**Exercise task:**
Look through the lines below and state how many hold the word "Grupo". Write only the number.

**Information provided:**
##########
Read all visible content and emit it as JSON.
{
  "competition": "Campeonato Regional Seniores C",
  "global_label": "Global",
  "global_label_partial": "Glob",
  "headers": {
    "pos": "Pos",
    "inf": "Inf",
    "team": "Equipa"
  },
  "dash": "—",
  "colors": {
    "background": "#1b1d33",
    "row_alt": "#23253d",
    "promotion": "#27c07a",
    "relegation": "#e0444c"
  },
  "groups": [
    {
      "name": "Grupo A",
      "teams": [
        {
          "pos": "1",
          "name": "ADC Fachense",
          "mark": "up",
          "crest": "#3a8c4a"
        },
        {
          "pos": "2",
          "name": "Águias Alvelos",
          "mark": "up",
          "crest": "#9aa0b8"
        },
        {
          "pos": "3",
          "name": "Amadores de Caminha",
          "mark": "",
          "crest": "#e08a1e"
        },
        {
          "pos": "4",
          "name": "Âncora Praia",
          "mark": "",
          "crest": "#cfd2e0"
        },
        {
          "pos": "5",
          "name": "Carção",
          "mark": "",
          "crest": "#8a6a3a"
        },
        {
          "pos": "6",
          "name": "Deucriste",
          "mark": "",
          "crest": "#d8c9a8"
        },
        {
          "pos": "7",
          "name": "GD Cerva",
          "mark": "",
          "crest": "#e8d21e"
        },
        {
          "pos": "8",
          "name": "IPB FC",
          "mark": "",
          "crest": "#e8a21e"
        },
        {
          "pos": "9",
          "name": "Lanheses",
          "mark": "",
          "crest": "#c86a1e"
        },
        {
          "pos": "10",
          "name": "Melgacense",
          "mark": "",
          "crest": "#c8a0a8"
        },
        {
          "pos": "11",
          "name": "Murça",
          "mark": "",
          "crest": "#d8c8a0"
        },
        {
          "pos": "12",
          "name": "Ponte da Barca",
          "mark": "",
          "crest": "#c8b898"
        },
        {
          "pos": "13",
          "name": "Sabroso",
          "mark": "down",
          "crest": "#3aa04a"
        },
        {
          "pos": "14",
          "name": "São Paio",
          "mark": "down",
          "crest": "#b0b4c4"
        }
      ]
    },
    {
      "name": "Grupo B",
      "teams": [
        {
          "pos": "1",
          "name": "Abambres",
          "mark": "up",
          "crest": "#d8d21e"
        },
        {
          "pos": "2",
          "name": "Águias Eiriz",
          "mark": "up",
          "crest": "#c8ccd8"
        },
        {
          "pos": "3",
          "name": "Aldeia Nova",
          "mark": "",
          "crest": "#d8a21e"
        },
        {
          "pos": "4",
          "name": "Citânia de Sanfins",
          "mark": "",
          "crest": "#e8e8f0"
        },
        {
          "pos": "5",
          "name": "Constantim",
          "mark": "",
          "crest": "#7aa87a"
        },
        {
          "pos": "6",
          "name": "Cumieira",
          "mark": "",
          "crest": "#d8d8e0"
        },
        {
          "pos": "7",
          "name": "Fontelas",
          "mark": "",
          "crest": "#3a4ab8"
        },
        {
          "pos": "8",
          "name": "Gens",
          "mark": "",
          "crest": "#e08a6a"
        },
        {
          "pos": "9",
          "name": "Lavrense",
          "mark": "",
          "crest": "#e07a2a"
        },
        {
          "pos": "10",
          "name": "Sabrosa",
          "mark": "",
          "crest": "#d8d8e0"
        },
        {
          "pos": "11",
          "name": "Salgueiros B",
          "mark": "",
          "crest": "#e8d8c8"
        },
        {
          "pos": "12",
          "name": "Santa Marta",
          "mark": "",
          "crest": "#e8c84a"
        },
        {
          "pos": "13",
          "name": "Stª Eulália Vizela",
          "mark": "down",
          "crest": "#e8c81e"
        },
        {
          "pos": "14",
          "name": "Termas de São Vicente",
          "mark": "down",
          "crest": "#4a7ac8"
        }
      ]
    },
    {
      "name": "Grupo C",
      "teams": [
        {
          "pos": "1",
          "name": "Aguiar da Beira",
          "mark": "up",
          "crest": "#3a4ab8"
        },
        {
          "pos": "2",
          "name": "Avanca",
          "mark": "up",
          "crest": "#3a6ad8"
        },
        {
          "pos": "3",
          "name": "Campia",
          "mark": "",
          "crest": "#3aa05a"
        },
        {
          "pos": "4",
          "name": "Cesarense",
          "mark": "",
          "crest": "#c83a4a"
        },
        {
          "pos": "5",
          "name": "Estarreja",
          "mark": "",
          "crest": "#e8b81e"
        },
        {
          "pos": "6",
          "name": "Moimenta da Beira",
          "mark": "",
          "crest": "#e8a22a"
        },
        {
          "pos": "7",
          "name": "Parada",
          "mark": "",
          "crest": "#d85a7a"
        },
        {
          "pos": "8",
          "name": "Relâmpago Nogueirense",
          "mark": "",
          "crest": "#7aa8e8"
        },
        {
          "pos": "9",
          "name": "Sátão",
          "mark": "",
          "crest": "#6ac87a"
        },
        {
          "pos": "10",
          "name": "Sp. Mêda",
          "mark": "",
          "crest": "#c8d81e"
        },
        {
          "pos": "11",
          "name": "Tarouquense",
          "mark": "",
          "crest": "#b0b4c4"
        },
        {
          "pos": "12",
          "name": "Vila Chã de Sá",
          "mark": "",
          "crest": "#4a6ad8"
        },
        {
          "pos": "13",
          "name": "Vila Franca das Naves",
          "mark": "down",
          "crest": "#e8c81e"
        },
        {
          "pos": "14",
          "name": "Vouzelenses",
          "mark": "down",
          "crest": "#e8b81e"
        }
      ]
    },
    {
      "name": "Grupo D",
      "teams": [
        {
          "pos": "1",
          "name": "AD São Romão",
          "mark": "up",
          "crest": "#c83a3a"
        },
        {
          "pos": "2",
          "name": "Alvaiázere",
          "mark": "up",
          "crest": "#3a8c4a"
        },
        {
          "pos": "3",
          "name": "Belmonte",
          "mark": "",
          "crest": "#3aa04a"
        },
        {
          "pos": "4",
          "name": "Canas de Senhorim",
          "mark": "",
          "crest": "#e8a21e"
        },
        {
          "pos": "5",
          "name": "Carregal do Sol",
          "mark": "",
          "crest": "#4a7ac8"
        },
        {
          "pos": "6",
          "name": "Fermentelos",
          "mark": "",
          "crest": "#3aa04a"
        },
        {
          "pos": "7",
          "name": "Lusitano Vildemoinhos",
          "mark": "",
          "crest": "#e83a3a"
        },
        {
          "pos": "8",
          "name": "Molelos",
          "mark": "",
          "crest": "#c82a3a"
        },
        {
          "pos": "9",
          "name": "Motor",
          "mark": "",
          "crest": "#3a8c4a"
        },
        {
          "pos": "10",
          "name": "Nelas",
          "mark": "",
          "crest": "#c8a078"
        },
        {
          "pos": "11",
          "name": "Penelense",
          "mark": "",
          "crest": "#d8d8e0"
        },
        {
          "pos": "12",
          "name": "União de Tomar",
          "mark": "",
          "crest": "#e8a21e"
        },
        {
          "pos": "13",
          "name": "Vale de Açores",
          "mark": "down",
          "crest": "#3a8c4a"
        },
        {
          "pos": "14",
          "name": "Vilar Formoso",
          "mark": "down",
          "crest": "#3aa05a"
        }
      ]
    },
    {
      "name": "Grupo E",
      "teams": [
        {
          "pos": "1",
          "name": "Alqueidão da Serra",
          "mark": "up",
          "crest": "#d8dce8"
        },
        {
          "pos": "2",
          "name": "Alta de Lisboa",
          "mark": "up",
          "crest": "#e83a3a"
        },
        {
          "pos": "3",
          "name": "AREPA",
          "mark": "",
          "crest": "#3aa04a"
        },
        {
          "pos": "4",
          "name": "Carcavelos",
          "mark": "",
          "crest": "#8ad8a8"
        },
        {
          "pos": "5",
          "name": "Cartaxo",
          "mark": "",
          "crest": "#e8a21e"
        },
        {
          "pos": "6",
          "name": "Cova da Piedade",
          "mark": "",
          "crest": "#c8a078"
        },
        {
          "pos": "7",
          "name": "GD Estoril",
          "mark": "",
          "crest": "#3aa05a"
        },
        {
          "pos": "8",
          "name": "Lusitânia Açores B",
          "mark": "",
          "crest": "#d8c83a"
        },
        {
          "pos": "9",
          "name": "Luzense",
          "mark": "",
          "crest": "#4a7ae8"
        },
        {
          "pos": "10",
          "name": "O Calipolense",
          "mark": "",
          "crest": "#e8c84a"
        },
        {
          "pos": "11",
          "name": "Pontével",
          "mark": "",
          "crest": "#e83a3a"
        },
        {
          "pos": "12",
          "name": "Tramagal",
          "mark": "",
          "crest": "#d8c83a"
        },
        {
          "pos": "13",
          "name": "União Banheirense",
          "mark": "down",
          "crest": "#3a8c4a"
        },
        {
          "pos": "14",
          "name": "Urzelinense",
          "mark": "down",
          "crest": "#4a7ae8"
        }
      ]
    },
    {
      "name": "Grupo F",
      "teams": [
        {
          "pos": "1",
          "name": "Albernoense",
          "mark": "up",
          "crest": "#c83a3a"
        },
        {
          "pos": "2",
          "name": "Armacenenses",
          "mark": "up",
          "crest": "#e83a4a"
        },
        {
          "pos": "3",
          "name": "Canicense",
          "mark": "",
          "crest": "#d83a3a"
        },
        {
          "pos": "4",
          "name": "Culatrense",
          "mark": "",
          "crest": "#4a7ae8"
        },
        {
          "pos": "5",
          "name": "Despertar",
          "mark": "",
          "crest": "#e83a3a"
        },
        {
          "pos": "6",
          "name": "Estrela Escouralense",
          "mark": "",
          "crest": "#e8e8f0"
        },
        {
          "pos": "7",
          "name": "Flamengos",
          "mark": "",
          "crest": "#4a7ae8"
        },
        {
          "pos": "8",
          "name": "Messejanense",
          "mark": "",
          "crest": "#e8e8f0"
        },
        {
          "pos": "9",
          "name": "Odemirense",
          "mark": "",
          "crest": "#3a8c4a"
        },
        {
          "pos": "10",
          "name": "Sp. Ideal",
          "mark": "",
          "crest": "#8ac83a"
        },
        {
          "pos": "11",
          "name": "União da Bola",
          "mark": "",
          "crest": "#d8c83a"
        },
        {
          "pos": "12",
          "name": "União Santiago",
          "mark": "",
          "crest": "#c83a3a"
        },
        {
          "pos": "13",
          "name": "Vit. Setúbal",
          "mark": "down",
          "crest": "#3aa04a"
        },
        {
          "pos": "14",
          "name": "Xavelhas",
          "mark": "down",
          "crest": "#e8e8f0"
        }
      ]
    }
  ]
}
##########
**The output:**
6